Challenge: Return the entries verbatim and drop every picture.

Working data:
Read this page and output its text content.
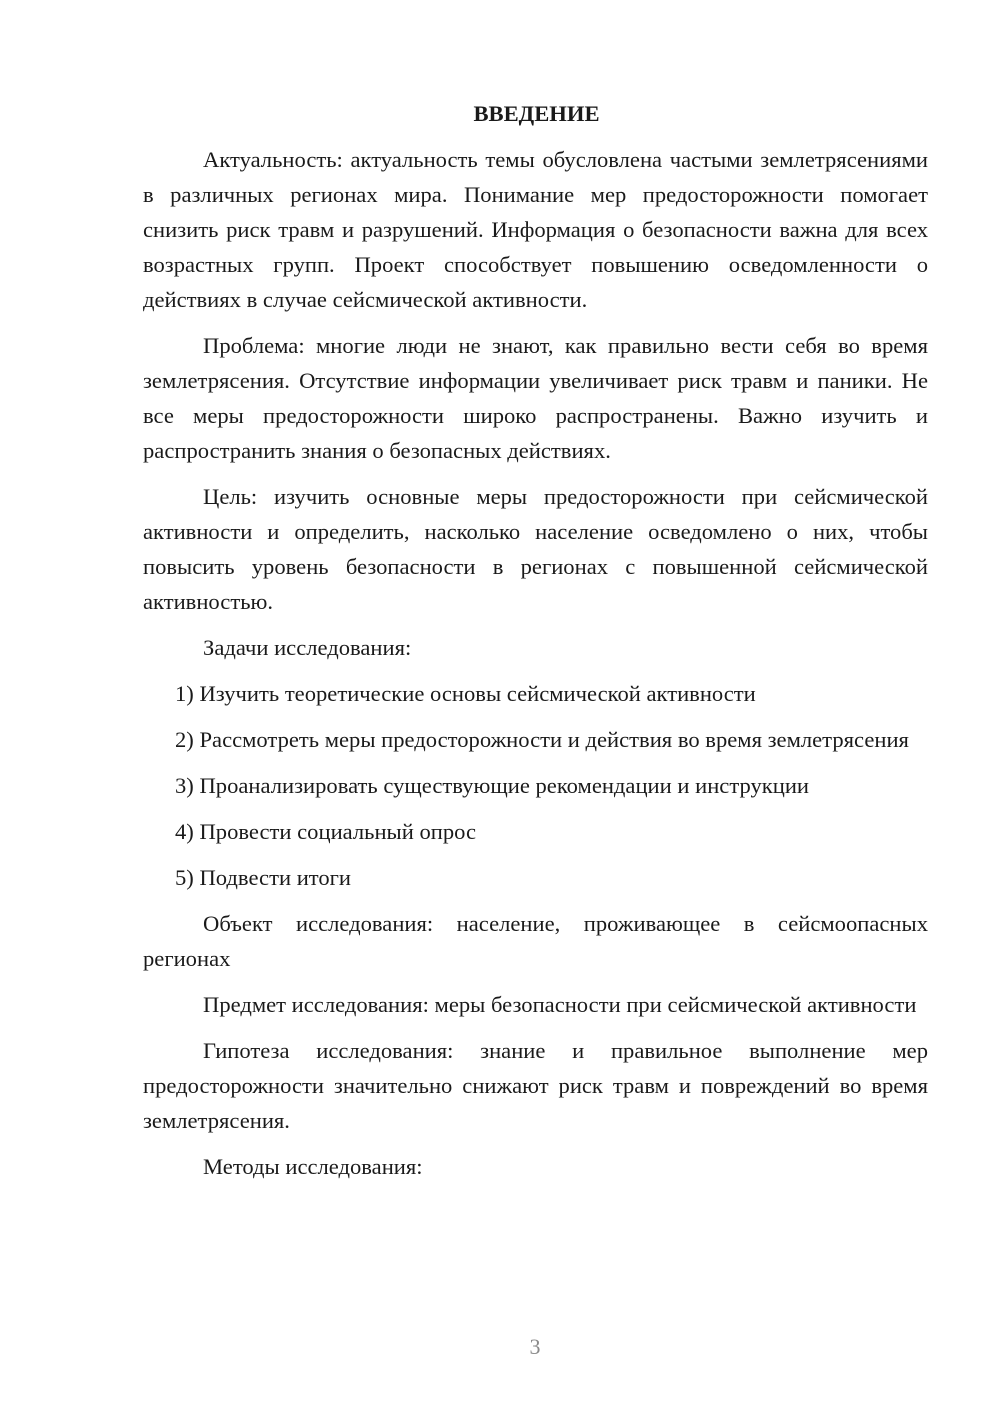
ВВЕДЕНИЕ

Актуальность: актуальность темы обусловлена частыми землетрясениями в различных регионах мира. Понимание мер предосторожности помогает снизить риск травм и разрушений. Информация о безопасности важна для всех возрастных групп. Проект способствует повышению осведомленности о действиях в случае сейсмической активности.

Проблема: многие люди не знают, как правильно вести себя во время землетрясения. Отсутствие информации увеличивает риск травм и паники. Не все меры предосторожности широко распространены. Важно изучить и распространить знания о безопасных действиях.

Цель: изучить основные меры предосторожности при сейсмической активности и определить, насколько население осведомлено о них, чтобы повысить уровень безопасности в регионах с повышенной сейсмической активностью.

Задачи исследования:

1) Изучить теоретические основы сейсмической активности

2) Рассмотреть меры предосторожности и действия во время землетрясения

3) Проанализировать существующие рекомендации и инструкции

4) Провести социальный опрос

5) Подвести итоги

Объект исследования: население, проживающее в сейсмоопасных регионах

Предмет исследования: меры безопасности при сейсмической активности

Гипотеза исследования: знание и правильное выполнение мер предосторожности значительно снижают риск травм и повреждений во время землетрясения.

Методы исследования:

3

Solution:
Read this page and output its text content.
ВВЕДЕНИЕ

Актуальность: актуальность темы обусловлена частыми землетрясениями в различных регионах мира. Понимание мер предосторожности помогает снизить риск травм и разрушений. Информация о безопасности важна для всех возрастных групп. Проект способствует повышению осведомленности о действиях в случае сейсмической активности.

Проблема: многие люди не знают, как правильно вести себя во время землетрясения. Отсутствие информации увеличивает риск травм и паники. Не все меры предосторожности широко распространены. Важно изучить и распространить знания о безопасных действиях.

Цель: изучить основные меры предосторожности при сейсмической активности и определить, насколько население осведомлено о них, чтобы повысить уровень безопасности в регионах с повышенной сейсмической активностью.

Задачи исследования:

1) Изучить теоретические основы сейсмической активности

2) Рассмотреть меры предосторожности и действия во время землетрясения

3) Проанализировать существующие рекомендации и инструкции

4) Провести социальный опрос

5) Подвести итоги

Объект исследования: население, проживающее в сейсмоопасных регионах

Предмет исследования: меры безопасности при сейсмической активности

Гипотеза исследования: знание и правильное выполнение мер предосторожности значительно снижают риск травм и повреждений во время землетрясения.

Методы исследования:

3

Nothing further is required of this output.